Records that describe figures

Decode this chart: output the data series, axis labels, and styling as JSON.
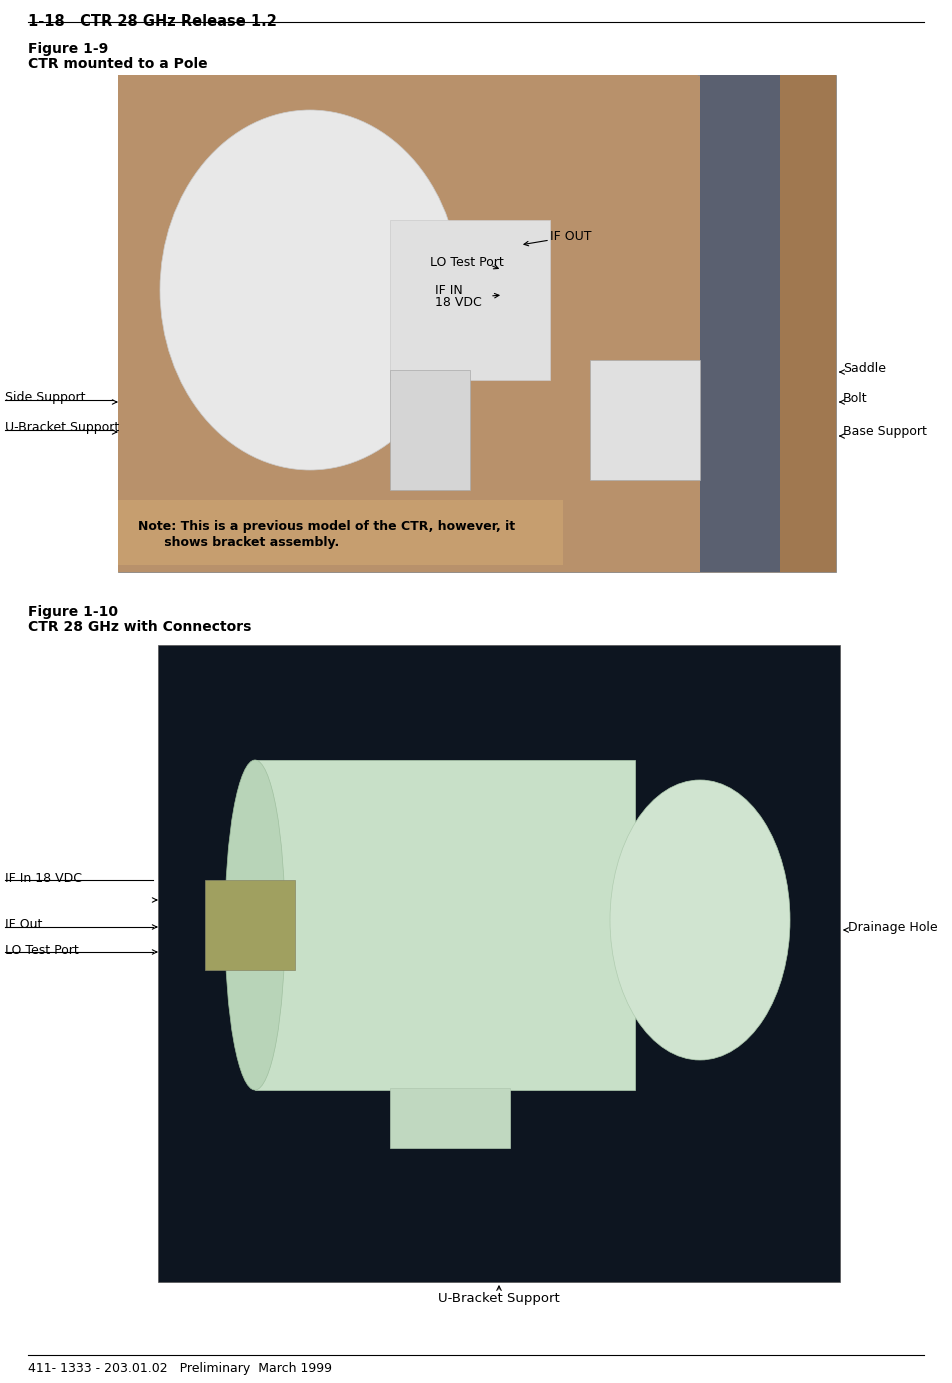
{
  "page_title": "1-18   CTR 28 GHz Release 1.2",
  "footer_text": "411- 1333 - 203.01.02   Preliminary  March 1999",
  "fig1_label": "Figure 1-9",
  "fig1_caption": "CTR mounted to a Pole",
  "fig2_label": "Figure 1-10",
  "fig2_caption": "CTR 28 GHz with Connectors",
  "fig1_note_line1": "Note: This is a previous model of the CTR, however, it",
  "fig1_note_line2": "      shows bracket assembly.",
  "bg_color": "#ffffff",
  "text_color": "#000000",
  "line_color": "#000000",
  "header_fontsize": 10.5,
  "caption_fontsize": 10,
  "annotation_fontsize": 9,
  "note_fontsize": 9,
  "footer_fontsize": 9,
  "img1_bg": "#b8916b",
  "img1_note_bg": "#c09870",
  "img2_bg": "#0d1520",
  "img2_cylinder_color": "#d0e8d0",
  "img2_dark_bg": "#060c14"
}
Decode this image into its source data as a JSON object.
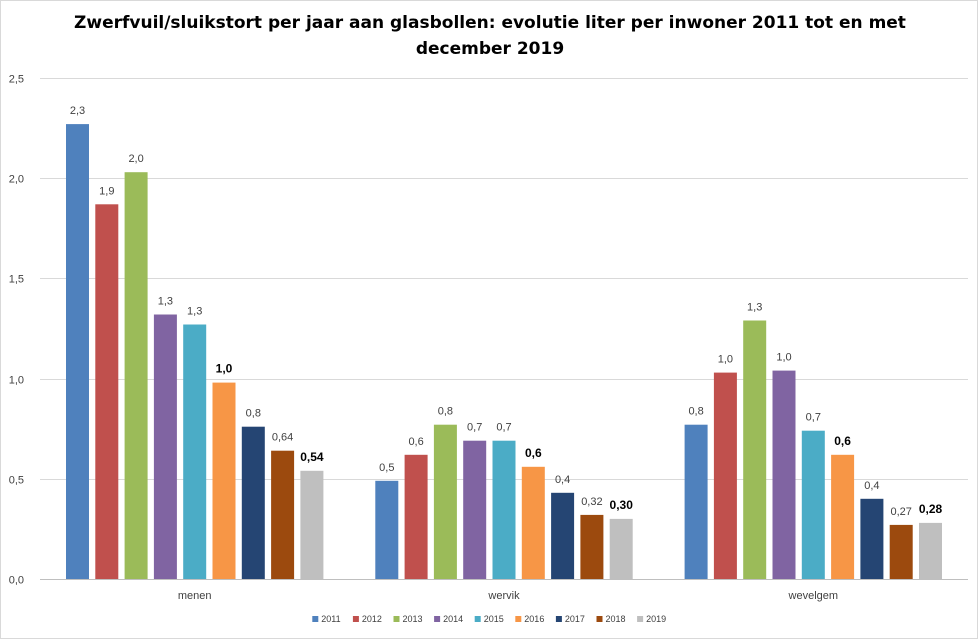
{
  "chart_data": {
    "type": "bar",
    "title_lines": [
      "Zwerfvuil/sluikstort  per jaar aan glasbollen:  evolutie liter per inwoner 2011 tot en met",
      "december 2019"
    ],
    "categories": [
      "menen",
      "wervik",
      "wevelgem"
    ],
    "ylim": [
      0,
      2.5
    ],
    "yticks": [
      "0,0",
      "0,5",
      "1,0",
      "1,5",
      "2,0",
      "2,5"
    ],
    "ytick_values": [
      0,
      0.5,
      1.0,
      1.5,
      2.0,
      2.5
    ],
    "grid": true,
    "legend_position": "bottom",
    "series": [
      {
        "name": "2011",
        "color": "#4F81BD",
        "values": [
          2.27,
          0.49,
          0.77
        ],
        "labels": [
          "2,3",
          "0,5",
          "0,8"
        ],
        "bold": false
      },
      {
        "name": "2012",
        "color": "#C0504D",
        "values": [
          1.87,
          0.62,
          1.03
        ],
        "labels": [
          "1,9",
          "0,6",
          "1,0"
        ],
        "bold": false
      },
      {
        "name": "2013",
        "color": "#9BBB59",
        "values": [
          2.03,
          0.77,
          1.29
        ],
        "labels": [
          "2,0",
          "0,8",
          "1,3"
        ],
        "bold": false
      },
      {
        "name": "2014",
        "color": "#8064A2",
        "values": [
          1.32,
          0.69,
          1.04
        ],
        "labels": [
          "1,3",
          "0,7",
          "1,0"
        ],
        "bold": false
      },
      {
        "name": "2015",
        "color": "#4BACC6",
        "values": [
          1.27,
          0.69,
          0.74
        ],
        "labels": [
          "1,3",
          "0,7",
          "0,7"
        ],
        "bold": false
      },
      {
        "name": "2016",
        "color": "#F79646",
        "values": [
          0.98,
          0.56,
          0.62
        ],
        "labels": [
          "1,0",
          "0,6",
          "0,6"
        ],
        "bold": true
      },
      {
        "name": "2017",
        "color": "#254573",
        "values": [
          0.76,
          0.43,
          0.4
        ],
        "labels": [
          "0,8",
          "0,4",
          "0,4"
        ],
        "bold": false
      },
      {
        "name": "2018",
        "color": "#9C4A0E",
        "values": [
          0.64,
          0.32,
          0.27
        ],
        "labels": [
          "0,64",
          "0,32",
          "0,27"
        ],
        "bold": false
      },
      {
        "name": "2019",
        "color": "#BFBFBF",
        "values": [
          0.54,
          0.3,
          0.28
        ],
        "labels": [
          "0,54",
          "0,30",
          "0,28"
        ],
        "bold": true
      }
    ]
  }
}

* [Instructions for the task]
Repeat each entry precisely as it appears. Leave the pictures out.

* [Exercise answer]
Decode this chart: output the data series, axis labels, and styling as JSON.
{
  "page_title": "1-18   CTR 28 GHz Release 1.2",
  "footer_text": "411- 1333 - 203.01.02   Preliminary  March 1999",
  "fig1_label": "Figure 1-9",
  "fig1_caption": "CTR mounted to a Pole",
  "fig2_label": "Figure 1-10",
  "fig2_caption": "CTR 28 GHz with Connectors",
  "fig1_note_line1": "Note: This is a previous model of the CTR, however, it",
  "fig1_note_line2": "      shows bracket assembly.",
  "bg_color": "#ffffff",
  "text_color": "#000000",
  "line_color": "#000000",
  "header_fontsize": 10.5,
  "caption_fontsize": 10,
  "annotation_fontsize": 9,
  "note_fontsize": 9,
  "footer_fontsize": 9,
  "img1_bg": "#b8916b",
  "img1_note_bg": "#c09870",
  "img2_bg": "#0d1520",
  "img2_cylinder_color": "#d0e8d0",
  "img2_dark_bg": "#060c14"
}
Decode this image into its source data as a JSON object.
{
  "chart_data": {
    "type": "bar",
    "title_lines": [
      "Zwerfvuil/sluikstort  per jaar aan glasbollen:  evolutie liter per inwoner 2011 tot en met",
      "december 2019"
    ],
    "categories": [
      "menen",
      "wervik",
      "wevelgem"
    ],
    "ylim": [
      0,
      2.5
    ],
    "yticks": [
      "0,0",
      "0,5",
      "1,0",
      "1,5",
      "2,0",
      "2,5"
    ],
    "ytick_values": [
      0,
      0.5,
      1.0,
      1.5,
      2.0,
      2.5
    ],
    "grid": true,
    "legend_position": "bottom",
    "series": [
      {
        "name": "2011",
        "color": "#4F81BD",
        "values": [
          2.27,
          0.49,
          0.77
        ],
        "labels": [
          "2,3",
          "0,5",
          "0,8"
        ],
        "bold": false
      },
      {
        "name": "2012",
        "color": "#C0504D",
        "values": [
          1.87,
          0.62,
          1.03
        ],
        "labels": [
          "1,9",
          "0,6",
          "1,0"
        ],
        "bold": false
      },
      {
        "name": "2013",
        "color": "#9BBB59",
        "values": [
          2.03,
          0.77,
          1.29
        ],
        "labels": [
          "2,0",
          "0,8",
          "1,3"
        ],
        "bold": false
      },
      {
        "name": "2014",
        "color": "#8064A2",
        "values": [
          1.32,
          0.69,
          1.04
        ],
        "labels": [
          "1,3",
          "0,7",
          "1,0"
        ],
        "bold": false
      },
      {
        "name": "2015",
        "color": "#4BACC6",
        "values": [
          1.27,
          0.69,
          0.74
        ],
        "labels": [
          "1,3",
          "0,7",
          "0,7"
        ],
        "bold": false
      },
      {
        "name": "2016",
        "color": "#F79646",
        "values": [
          0.98,
          0.56,
          0.62
        ],
        "labels": [
          "1,0",
          "0,6",
          "0,6"
        ],
        "bold": true
      },
      {
        "name": "2017",
        "color": "#254573",
        "values": [
          0.76,
          0.43,
          0.4
        ],
        "labels": [
          "0,8",
          "0,4",
          "0,4"
        ],
        "bold": false
      },
      {
        "name": "2018",
        "color": "#9C4A0E",
        "values": [
          0.64,
          0.32,
          0.27
        ],
        "labels": [
          "0,64",
          "0,32",
          "0,27"
        ],
        "bold": false
      },
      {
        "name": "2019",
        "color": "#BFBFBF",
        "values": [
          0.54,
          0.3,
          0.28
        ],
        "labels": [
          "0,54",
          "0,30",
          "0,28"
        ],
        "bold": true
      }
    ]
  }
}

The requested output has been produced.